- _TASK GOAL_
Please print the full listing exactly.
━━━━━━━━━━
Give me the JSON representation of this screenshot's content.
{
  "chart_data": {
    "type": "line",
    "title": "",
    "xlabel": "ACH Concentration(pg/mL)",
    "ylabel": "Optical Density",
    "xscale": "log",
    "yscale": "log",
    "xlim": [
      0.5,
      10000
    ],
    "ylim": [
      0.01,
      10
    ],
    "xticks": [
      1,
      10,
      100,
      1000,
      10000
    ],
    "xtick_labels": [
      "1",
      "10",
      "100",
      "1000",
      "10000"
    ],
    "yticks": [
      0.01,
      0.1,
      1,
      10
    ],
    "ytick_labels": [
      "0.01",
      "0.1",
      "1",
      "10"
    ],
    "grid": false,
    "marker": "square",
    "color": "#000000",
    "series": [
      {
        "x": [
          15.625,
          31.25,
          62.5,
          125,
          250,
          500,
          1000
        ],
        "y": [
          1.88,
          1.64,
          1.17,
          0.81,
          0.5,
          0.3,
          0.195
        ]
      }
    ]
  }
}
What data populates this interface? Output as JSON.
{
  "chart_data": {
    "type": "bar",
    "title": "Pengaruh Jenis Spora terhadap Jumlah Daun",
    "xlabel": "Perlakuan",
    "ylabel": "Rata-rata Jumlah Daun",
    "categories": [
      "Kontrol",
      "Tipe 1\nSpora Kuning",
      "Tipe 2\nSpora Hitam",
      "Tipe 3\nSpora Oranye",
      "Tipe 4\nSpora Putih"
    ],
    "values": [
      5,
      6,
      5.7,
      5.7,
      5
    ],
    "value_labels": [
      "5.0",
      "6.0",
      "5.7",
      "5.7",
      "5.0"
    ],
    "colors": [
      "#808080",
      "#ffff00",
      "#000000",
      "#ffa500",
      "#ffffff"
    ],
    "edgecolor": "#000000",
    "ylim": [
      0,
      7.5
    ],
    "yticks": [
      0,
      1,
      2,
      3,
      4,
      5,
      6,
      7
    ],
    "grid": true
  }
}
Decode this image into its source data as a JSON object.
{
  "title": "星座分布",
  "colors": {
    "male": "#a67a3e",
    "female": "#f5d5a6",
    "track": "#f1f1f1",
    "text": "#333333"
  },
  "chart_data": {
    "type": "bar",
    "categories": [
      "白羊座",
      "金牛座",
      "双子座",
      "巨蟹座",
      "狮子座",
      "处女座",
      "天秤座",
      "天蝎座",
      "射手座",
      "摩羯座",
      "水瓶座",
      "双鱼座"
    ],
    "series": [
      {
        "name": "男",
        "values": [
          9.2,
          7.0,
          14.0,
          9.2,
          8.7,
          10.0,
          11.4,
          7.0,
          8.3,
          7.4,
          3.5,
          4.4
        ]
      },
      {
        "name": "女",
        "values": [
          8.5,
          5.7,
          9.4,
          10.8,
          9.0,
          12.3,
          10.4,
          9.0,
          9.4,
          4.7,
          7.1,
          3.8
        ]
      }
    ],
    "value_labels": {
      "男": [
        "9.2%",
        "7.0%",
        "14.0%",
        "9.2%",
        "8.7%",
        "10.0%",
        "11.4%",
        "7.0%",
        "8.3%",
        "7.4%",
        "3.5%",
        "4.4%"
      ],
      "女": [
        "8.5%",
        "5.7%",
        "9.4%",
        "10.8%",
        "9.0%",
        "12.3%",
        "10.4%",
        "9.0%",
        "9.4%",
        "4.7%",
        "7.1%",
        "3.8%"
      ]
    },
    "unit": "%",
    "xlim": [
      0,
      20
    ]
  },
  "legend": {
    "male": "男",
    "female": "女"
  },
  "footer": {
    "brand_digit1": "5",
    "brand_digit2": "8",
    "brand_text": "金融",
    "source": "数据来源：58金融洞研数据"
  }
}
━━━━━━━━━━
- _EXERCISE SOLUTION_
Give me the JSON representation of this screenshot's content.
{
  "chart_data": {
    "type": "line",
    "title": "",
    "xlabel": "ACH Concentration(pg/mL)",
    "ylabel": "Optical Density",
    "xscale": "log",
    "yscale": "log",
    "xlim": [
      0.5,
      10000
    ],
    "ylim": [
      0.01,
      10
    ],
    "xticks": [
      1,
      10,
      100,
      1000,
      10000
    ],
    "xtick_labels": [
      "1",
      "10",
      "100",
      "1000",
      "10000"
    ],
    "yticks": [
      0.01,
      0.1,
      1,
      10
    ],
    "ytick_labels": [
      "0.01",
      "0.1",
      "1",
      "10"
    ],
    "grid": false,
    "marker": "square",
    "color": "#000000",
    "series": [
      {
        "x": [
          15.625,
          31.25,
          62.5,
          125,
          250,
          500,
          1000
        ],
        "y": [
          1.88,
          1.64,
          1.17,
          0.81,
          0.5,
          0.3,
          0.195
        ]
      }
    ]
  }
}
What data populates this interface? Output as JSON.
{
  "chart_data": {
    "type": "bar",
    "title": "Pengaruh Jenis Spora terhadap Jumlah Daun",
    "xlabel": "Perlakuan",
    "ylabel": "Rata-rata Jumlah Daun",
    "categories": [
      "Kontrol",
      "Tipe 1\nSpora Kuning",
      "Tipe 2\nSpora Hitam",
      "Tipe 3\nSpora Oranye",
      "Tipe 4\nSpora Putih"
    ],
    "values": [
      5,
      6,
      5.7,
      5.7,
      5
    ],
    "value_labels": [
      "5.0",
      "6.0",
      "5.7",
      "5.7",
      "5.0"
    ],
    "colors": [
      "#808080",
      "#ffff00",
      "#000000",
      "#ffa500",
      "#ffffff"
    ],
    "edgecolor": "#000000",
    "ylim": [
      0,
      7.5
    ],
    "yticks": [
      0,
      1,
      2,
      3,
      4,
      5,
      6,
      7
    ],
    "grid": true
  }
}
Decode this image into its source data as a JSON object.
{
  "title": "星座分布",
  "colors": {
    "male": "#a67a3e",
    "female": "#f5d5a6",
    "track": "#f1f1f1",
    "text": "#333333"
  },
  "chart_data": {
    "type": "bar",
    "categories": [
      "白羊座",
      "金牛座",
      "双子座",
      "巨蟹座",
      "狮子座",
      "处女座",
      "天秤座",
      "天蝎座",
      "射手座",
      "摩羯座",
      "水瓶座",
      "双鱼座"
    ],
    "series": [
      {
        "name": "男",
        "values": [
          9.2,
          7.0,
          14.0,
          9.2,
          8.7,
          10.0,
          11.4,
          7.0,
          8.3,
          7.4,
          3.5,
          4.4
        ]
      },
      {
        "name": "女",
        "values": [
          8.5,
          5.7,
          9.4,
          10.8,
          9.0,
          12.3,
          10.4,
          9.0,
          9.4,
          4.7,
          7.1,
          3.8
        ]
      }
    ],
    "value_labels": {
      "男": [
        "9.2%",
        "7.0%",
        "14.0%",
        "9.2%",
        "8.7%",
        "10.0%",
        "11.4%",
        "7.0%",
        "8.3%",
        "7.4%",
        "3.5%",
        "4.4%"
      ],
      "女": [
        "8.5%",
        "5.7%",
        "9.4%",
        "10.8%",
        "9.0%",
        "12.3%",
        "10.4%",
        "9.0%",
        "9.4%",
        "4.7%",
        "7.1%",
        "3.8%"
      ]
    },
    "unit": "%",
    "xlim": [
      0,
      20
    ]
  },
  "legend": {
    "male": "男",
    "female": "女"
  },
  "footer": {
    "brand_digit1": "5",
    "brand_digit2": "8",
    "brand_text": "金融",
    "source": "数据来源：58金融洞研数据"
  }
}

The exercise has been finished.